Objective:
Write out the data below in full. Keep it exact.

* * *

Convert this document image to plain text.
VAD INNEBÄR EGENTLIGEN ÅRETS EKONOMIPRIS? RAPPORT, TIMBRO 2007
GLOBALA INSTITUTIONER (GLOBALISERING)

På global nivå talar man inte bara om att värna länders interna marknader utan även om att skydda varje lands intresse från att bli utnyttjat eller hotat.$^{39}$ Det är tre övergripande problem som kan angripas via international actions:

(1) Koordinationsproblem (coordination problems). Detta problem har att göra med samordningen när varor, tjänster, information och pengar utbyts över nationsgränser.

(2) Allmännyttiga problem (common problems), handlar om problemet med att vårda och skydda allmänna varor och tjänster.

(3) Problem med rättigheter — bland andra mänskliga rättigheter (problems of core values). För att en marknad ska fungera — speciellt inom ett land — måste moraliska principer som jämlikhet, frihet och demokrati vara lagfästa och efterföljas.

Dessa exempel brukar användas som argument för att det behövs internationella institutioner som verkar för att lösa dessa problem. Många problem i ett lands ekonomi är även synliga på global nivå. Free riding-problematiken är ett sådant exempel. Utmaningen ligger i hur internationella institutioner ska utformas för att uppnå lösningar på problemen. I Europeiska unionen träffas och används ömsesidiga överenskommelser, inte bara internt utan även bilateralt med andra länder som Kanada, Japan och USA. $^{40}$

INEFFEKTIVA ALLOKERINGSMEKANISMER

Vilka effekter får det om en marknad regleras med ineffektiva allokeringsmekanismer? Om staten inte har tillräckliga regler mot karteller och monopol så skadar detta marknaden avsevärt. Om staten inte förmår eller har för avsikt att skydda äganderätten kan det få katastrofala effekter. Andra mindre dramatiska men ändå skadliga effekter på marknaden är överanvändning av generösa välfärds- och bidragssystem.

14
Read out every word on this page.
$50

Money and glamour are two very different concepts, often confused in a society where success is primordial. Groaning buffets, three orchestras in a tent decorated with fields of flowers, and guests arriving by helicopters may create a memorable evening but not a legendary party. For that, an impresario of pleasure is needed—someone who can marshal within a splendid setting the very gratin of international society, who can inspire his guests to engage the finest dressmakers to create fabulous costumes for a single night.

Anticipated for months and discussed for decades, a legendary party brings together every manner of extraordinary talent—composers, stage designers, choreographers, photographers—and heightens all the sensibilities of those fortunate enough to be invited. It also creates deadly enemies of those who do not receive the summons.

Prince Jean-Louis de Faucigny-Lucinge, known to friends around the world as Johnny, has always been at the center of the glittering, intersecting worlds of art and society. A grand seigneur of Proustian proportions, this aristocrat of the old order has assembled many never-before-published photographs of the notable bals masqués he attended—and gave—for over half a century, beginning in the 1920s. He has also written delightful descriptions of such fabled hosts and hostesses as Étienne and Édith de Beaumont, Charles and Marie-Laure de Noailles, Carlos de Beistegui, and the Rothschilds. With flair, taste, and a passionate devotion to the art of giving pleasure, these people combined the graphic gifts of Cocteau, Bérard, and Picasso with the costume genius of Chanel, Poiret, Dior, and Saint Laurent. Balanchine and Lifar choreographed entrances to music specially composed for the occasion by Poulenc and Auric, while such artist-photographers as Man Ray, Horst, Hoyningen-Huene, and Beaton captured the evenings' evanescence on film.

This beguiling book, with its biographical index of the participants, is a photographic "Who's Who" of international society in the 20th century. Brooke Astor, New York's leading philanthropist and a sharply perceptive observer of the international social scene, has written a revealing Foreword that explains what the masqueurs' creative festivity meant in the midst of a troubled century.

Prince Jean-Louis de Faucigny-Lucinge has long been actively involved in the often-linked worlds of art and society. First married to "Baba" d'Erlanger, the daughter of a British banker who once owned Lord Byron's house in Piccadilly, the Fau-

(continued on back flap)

* * *

Answer to the task:
Convert this document image to plain text.
VAD INNEBÄR EGENTLIGEN ÅRETS EKONOMIPRIS? RAPPORT, TIMBRO 2007
GLOBALA INSTITUTIONER (GLOBALISERING)

På global nivå talar man inte bara om att värna länders interna marknader utan även om att skydda varje lands intresse från att bli utnyttjat eller hotat.$^{39}$ Det är tre övergripande problem som kan angripas via international actions:

(1) Koordinationsproblem (coordination problems). Detta problem har att göra med samordningen när varor, tjänster, information och pengar utbyts över nationsgränser.

(2) Allmännyttiga problem (common problems), handlar om problemet med att vårda och skydda allmänna varor och tjänster.

(3) Problem med rättigheter — bland andra mänskliga rättigheter (problems of core values). För att en marknad ska fungera — speciellt inom ett land — måste moraliska principer som jämlikhet, frihet och demokrati vara lagfästa och efterföljas.

Dessa exempel brukar användas som argument för att det behövs internationella institutioner som verkar för att lösa dessa problem. Många problem i ett lands ekonomi är även synliga på global nivå. Free riding-problematiken är ett sådant exempel. Utmaningen ligger i hur internationella institutioner ska utformas för att uppnå lösningar på problemen. I Europeiska unionen träffas och används ömsesidiga överenskommelser, inte bara internt utan även bilateralt med andra länder som Kanada, Japan och USA. $^{40}$

INEFFEKTIVA ALLOKERINGSMEKANISMER

Vilka effekter får det om en marknad regleras med ineffektiva allokeringsmekanismer? Om staten inte har tillräckliga regler mot karteller och monopol så skadar detta marknaden avsevärt. Om staten inte förmår eller har för avsikt att skydda äganderätten kan det få katastrofala effekter. Andra mindre dramatiska men ändå skadliga effekter på marknaden är överanvändning av generösa välfärds- och bidragssystem.

14
Read out every word on this page.
$50

Money and glamour are two very different concepts, often confused in a society where success is primordial. Groaning buffets, three orchestras in a tent decorated with fields of flowers, and guests arriving by helicopters may create a memorable evening but not a legendary party. For that, an impresario of pleasure is needed—someone who can marshal within a splendid setting the very gratin of international society, who can inspire his guests to engage the finest dressmakers to create fabulous costumes for a single night.

Anticipated for months and discussed for decades, a legendary party brings together every manner of extraordinary talent—composers, stage designers, choreographers, photographers—and heightens all the sensibilities of those fortunate enough to be invited. It also creates deadly enemies of those who do not receive the summons.

Prince Jean-Louis de Faucigny-Lucinge, known to friends around the world as Johnny, has always been at the center of the glittering, intersecting worlds of art and society. A grand seigneur of Proustian proportions, this aristocrat of the old order has assembled many never-before-published photographs of the notable bals masqués he attended—and gave—for over half a century, beginning in the 1920s. He has also written delightful descriptions of such fabled hosts and hostesses as Étienne and Édith de Beaumont, Charles and Marie-Laure de Noailles, Carlos de Beistegui, and the Rothschilds. With flair, taste, and a passionate devotion to the art of giving pleasure, these people combined the graphic gifts of Cocteau, Bérard, and Picasso with the costume genius of Chanel, Poiret, Dior, and Saint Laurent. Balanchine and Lifar choreographed entrances to music specially composed for the occasion by Poulenc and Auric, while such artist-photographers as Man Ray, Horst, Hoyningen-Huene, and Beaton captured the evenings' evanescence on film.

This beguiling book, with its biographical index of the participants, is a photographic "Who's Who" of international society in the 20th century. Brooke Astor, New York's leading philanthropist and a sharply perceptive observer of the international social scene, has written a revealing Foreword that explains what the masqueurs' creative festivity meant in the midst of a troubled century.

Prince Jean-Louis de Faucigny-Lucinge has long been actively involved in the often-linked worlds of art and society. First married to "Baba" d'Erlanger, the daughter of a British banker who once owned Lord Byron's house in Piccadilly, the Fau-

(continued on back flap)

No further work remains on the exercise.